#### [Objective]
Copy out all lines that hold "text".

[Start of Records provided]

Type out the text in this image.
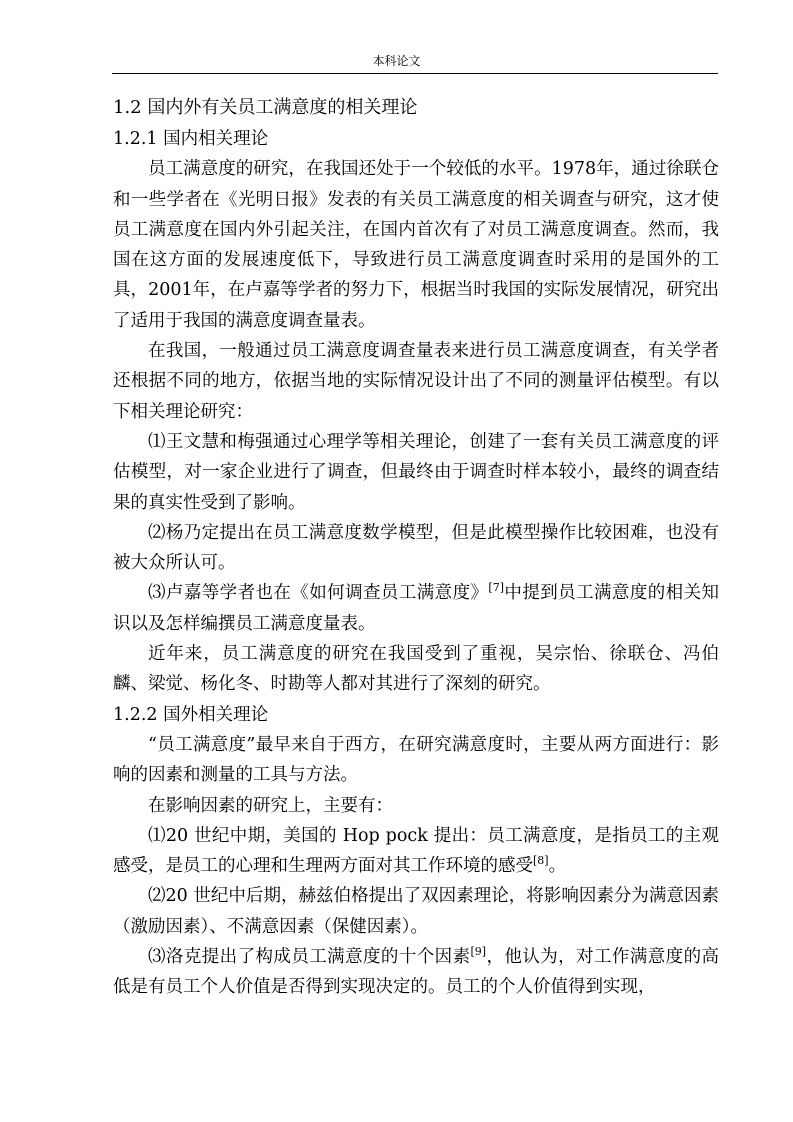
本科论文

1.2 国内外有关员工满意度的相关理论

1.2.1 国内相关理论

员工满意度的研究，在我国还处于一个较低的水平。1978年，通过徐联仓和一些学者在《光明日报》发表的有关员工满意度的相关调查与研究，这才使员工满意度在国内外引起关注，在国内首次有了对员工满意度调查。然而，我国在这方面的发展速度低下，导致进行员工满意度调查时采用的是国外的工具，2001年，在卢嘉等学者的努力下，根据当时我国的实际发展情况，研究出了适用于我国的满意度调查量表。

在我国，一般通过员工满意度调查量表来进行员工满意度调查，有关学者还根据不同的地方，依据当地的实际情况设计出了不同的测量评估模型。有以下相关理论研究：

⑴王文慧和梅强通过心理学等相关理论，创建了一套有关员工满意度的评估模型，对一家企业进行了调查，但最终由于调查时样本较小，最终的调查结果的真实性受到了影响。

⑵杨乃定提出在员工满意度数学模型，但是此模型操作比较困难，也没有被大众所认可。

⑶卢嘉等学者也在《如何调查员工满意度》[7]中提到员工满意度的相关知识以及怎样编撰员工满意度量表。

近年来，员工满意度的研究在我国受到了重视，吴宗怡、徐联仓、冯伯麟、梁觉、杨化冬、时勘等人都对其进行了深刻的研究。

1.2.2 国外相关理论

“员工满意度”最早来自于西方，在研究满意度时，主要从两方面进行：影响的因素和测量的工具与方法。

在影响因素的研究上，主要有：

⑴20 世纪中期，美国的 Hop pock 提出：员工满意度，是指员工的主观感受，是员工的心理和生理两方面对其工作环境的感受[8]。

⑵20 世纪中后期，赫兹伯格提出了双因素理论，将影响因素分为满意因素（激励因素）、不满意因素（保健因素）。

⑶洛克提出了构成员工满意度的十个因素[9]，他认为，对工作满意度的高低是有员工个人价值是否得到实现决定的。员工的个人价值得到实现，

[End of Records provided]
[Start of Records provided]

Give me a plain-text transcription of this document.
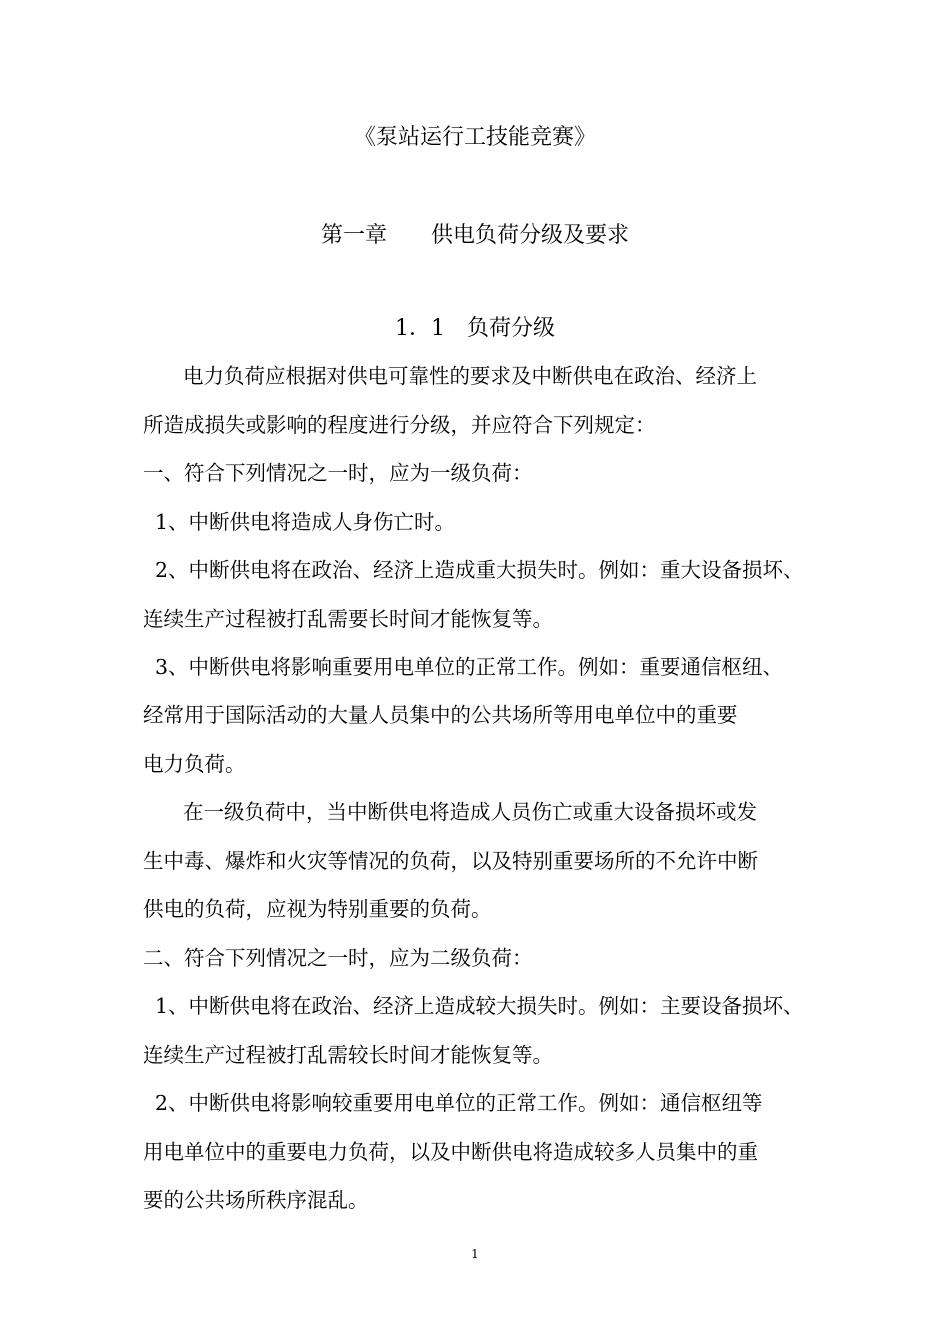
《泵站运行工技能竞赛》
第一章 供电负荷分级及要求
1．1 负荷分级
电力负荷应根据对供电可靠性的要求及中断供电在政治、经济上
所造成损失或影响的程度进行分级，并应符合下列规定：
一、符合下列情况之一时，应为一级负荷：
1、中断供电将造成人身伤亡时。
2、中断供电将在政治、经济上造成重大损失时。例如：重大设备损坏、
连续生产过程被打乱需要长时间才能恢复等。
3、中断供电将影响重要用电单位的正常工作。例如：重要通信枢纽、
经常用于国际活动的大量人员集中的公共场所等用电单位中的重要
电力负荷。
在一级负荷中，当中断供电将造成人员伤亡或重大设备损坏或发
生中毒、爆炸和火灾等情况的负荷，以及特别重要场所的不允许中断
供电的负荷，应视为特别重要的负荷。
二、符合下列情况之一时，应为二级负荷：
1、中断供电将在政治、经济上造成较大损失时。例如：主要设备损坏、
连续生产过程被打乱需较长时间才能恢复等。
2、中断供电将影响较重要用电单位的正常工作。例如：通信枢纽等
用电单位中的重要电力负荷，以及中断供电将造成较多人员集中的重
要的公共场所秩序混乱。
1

[End of Records provided]
[Start of Records provided]

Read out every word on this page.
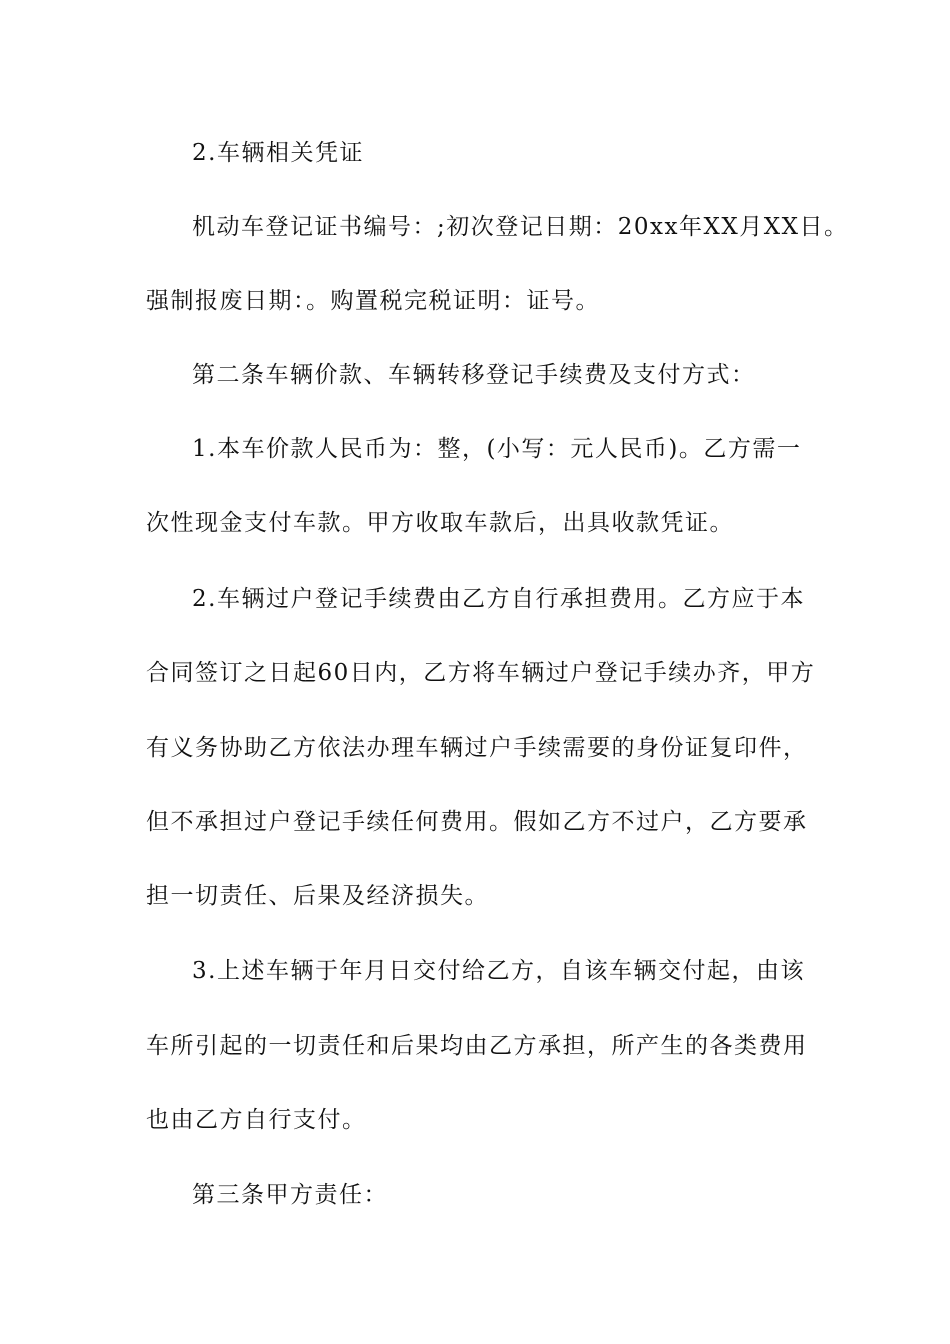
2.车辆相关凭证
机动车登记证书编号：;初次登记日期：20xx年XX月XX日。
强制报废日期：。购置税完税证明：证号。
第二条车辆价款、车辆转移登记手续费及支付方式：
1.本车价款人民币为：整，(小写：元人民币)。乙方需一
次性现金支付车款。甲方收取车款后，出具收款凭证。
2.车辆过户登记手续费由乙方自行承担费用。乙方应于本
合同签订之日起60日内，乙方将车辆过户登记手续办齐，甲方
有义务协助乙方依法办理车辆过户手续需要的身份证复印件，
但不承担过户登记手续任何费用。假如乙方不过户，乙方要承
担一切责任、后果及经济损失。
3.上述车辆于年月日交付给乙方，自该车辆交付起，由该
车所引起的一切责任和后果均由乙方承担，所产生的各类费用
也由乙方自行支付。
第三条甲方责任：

[End of Records provided]

#### [Finished answer]
Type out the text in this image.
Give me a plain-text transcription of this document.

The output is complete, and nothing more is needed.